GOAL: Your task is to transcribe all of the records exactly and leave out the pictures.

** start of TASK INPUTS **

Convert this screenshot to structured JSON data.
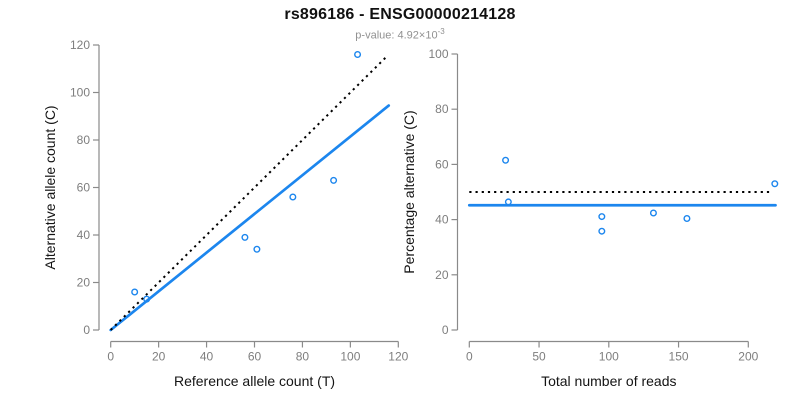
{
  "header": {
    "title": "rs896186 - ENSG00000214128",
    "subtitle_prefix": "p-value: 4.92×10",
    "subtitle_exponent": "-3"
  },
  "colors": {
    "accent_blue": "#1C86EE",
    "dotted_black": "#000000",
    "axis_gray": "#8a8a8a",
    "tick_text_gray": "#7e7e7e",
    "title_text": "#111111",
    "subtitle_gray": "#919191"
  },
  "chart_data": [
    {
      "type": "scatter",
      "panel": "left",
      "xlabel": "Reference allele count (T)",
      "ylabel": "Alternative allele count (C)",
      "xlim": [
        0,
        120
      ],
      "ylim": [
        0,
        120
      ],
      "xticks": [
        0,
        20,
        40,
        60,
        80,
        100,
        120
      ],
      "yticks": [
        0,
        20,
        40,
        60,
        80,
        100,
        120
      ],
      "grid": false,
      "points": [
        [
          10,
          16
        ],
        [
          15,
          13
        ],
        [
          56,
          39
        ],
        [
          61,
          34
        ],
        [
          76,
          56
        ],
        [
          93,
          63
        ],
        [
          103,
          116
        ]
      ],
      "lines": [
        {
          "name": "fit",
          "style": "solid",
          "color": "#1C86EE",
          "from": [
            0,
            0
          ],
          "to": [
            116,
            94.5
          ]
        },
        {
          "name": "identity",
          "style": "dotted",
          "color": "#000000",
          "from": [
            0,
            0
          ],
          "to": [
            115.5,
            115.5
          ]
        }
      ]
    },
    {
      "type": "scatter",
      "panel": "right",
      "xlabel": "Total number of reads",
      "ylabel": "Percentage alternative (C)",
      "xlim": [
        0,
        227
      ],
      "ylim": [
        0,
        100
      ],
      "xticks": [
        0,
        50,
        100,
        150,
        200
      ],
      "yticks": [
        0,
        20,
        40,
        60,
        80,
        100
      ],
      "grid": false,
      "points": [
        [
          26,
          61.5
        ],
        [
          28,
          46.4
        ],
        [
          95,
          41.1
        ],
        [
          95,
          35.8
        ],
        [
          132,
          42.4
        ],
        [
          156,
          40.4
        ],
        [
          219,
          53
        ]
      ],
      "lines": [
        {
          "name": "mean",
          "style": "solid",
          "color": "#1C86EE",
          "from": [
            0,
            45.2
          ],
          "to": [
            219.5,
            45.2
          ]
        },
        {
          "name": "expected",
          "style": "dotted",
          "color": "#000000",
          "from": [
            0,
            50
          ],
          "to": [
            215,
            50
          ]
        }
      ]
    }
  ]
}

** end of TASK INPUTS **

SOLUTION TO THIS TASK:
Convert this screenshot to structured JSON data.
{
  "header": {
    "title": "rs896186 - ENSG00000214128",
    "subtitle_prefix": "p-value: 4.92×10",
    "subtitle_exponent": "-3"
  },
  "colors": {
    "accent_blue": "#1C86EE",
    "dotted_black": "#000000",
    "axis_gray": "#8a8a8a",
    "tick_text_gray": "#7e7e7e",
    "title_text": "#111111",
    "subtitle_gray": "#919191"
  },
  "chart_data": [
    {
      "type": "scatter",
      "panel": "left",
      "xlabel": "Reference allele count (T)",
      "ylabel": "Alternative allele count (C)",
      "xlim": [
        0,
        120
      ],
      "ylim": [
        0,
        120
      ],
      "xticks": [
        0,
        20,
        40,
        60,
        80,
        100,
        120
      ],
      "yticks": [
        0,
        20,
        40,
        60,
        80,
        100,
        120
      ],
      "grid": false,
      "points": [
        [
          10,
          16
        ],
        [
          15,
          13
        ],
        [
          56,
          39
        ],
        [
          61,
          34
        ],
        [
          76,
          56
        ],
        [
          93,
          63
        ],
        [
          103,
          116
        ]
      ],
      "lines": [
        {
          "name": "fit",
          "style": "solid",
          "color": "#1C86EE",
          "from": [
            0,
            0
          ],
          "to": [
            116,
            94.5
          ]
        },
        {
          "name": "identity",
          "style": "dotted",
          "color": "#000000",
          "from": [
            0,
            0
          ],
          "to": [
            115.5,
            115.5
          ]
        }
      ]
    },
    {
      "type": "scatter",
      "panel": "right",
      "xlabel": "Total number of reads",
      "ylabel": "Percentage alternative (C)",
      "xlim": [
        0,
        227
      ],
      "ylim": [
        0,
        100
      ],
      "xticks": [
        0,
        50,
        100,
        150,
        200
      ],
      "yticks": [
        0,
        20,
        40,
        60,
        80,
        100
      ],
      "grid": false,
      "points": [
        [
          26,
          61.5
        ],
        [
          28,
          46.4
        ],
        [
          95,
          41.1
        ],
        [
          95,
          35.8
        ],
        [
          132,
          42.4
        ],
        [
          156,
          40.4
        ],
        [
          219,
          53
        ]
      ],
      "lines": [
        {
          "name": "mean",
          "style": "solid",
          "color": "#1C86EE",
          "from": [
            0,
            45.2
          ],
          "to": [
            219.5,
            45.2
          ]
        },
        {
          "name": "expected",
          "style": "dotted",
          "color": "#000000",
          "from": [
            0,
            50
          ],
          "to": [
            215,
            50
          ]
        }
      ]
    }
  ]
}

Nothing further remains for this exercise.